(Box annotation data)
* start *
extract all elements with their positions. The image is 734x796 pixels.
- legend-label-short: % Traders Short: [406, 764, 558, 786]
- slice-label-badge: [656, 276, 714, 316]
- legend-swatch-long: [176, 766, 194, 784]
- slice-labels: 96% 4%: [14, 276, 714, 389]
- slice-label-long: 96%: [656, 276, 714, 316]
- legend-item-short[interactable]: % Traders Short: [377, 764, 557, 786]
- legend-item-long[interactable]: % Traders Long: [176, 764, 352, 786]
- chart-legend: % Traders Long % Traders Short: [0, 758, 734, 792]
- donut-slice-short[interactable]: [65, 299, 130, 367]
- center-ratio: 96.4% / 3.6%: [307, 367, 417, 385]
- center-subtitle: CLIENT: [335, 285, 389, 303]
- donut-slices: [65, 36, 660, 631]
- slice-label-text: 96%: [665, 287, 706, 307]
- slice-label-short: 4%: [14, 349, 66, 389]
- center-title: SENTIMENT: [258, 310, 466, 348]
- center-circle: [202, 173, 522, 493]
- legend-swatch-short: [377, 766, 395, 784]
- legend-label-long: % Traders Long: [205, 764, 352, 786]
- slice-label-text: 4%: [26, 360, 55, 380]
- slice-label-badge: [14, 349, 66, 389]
* end *
● **Stated goal**
Lay out the lines of every record above as a numbered list, omitting any blank lines.

● **Solution below**
1. extract all elements with their positions. The image is 734x796 pixels.
2. - legend-label-short: % Traders Short: [406, 764, 558, 786]
3. - slice-label-badge: [656, 276, 714, 316]
4. - legend-swatch-long: [176, 766, 194, 784]
5. - slice-labels: 96% 4%: [14, 276, 714, 389]
6. - slice-label-long: 96%: [656, 276, 714, 316]
7. - legend-item-short[interactable]: % Traders Short: [377, 764, 557, 786]
8. - legend-item-long[interactable]: % Traders Long: [176, 764, 352, 786]
9. - chart-legend: % Traders Long % Traders Short: [0, 758, 734, 792]
10. - donut-slice-short[interactable]: [65, 299, 130, 367]
11. - center-ratio: 96.4% / 3.6%: [307, 367, 417, 385]
12. - center-subtitle: CLIENT: [335, 285, 389, 303]
13. - donut-slices: [65, 36, 660, 631]
14. - slice-label-text: 96%: [665, 287, 706, 307]
15. - slice-label-short: 4%: [14, 349, 66, 389]
16. - center-title: SENTIMENT: [258, 310, 466, 348]
17. - center-circle: [202, 173, 522, 493]
18. - legend-swatch-short: [377, 766, 395, 784]
19. - legend-label-long: % Traders Long: [205, 764, 352, 786]
20. - slice-label-text: 4%: [26, 360, 55, 380]
21. - slice-label-badge: [14, 349, 66, 389]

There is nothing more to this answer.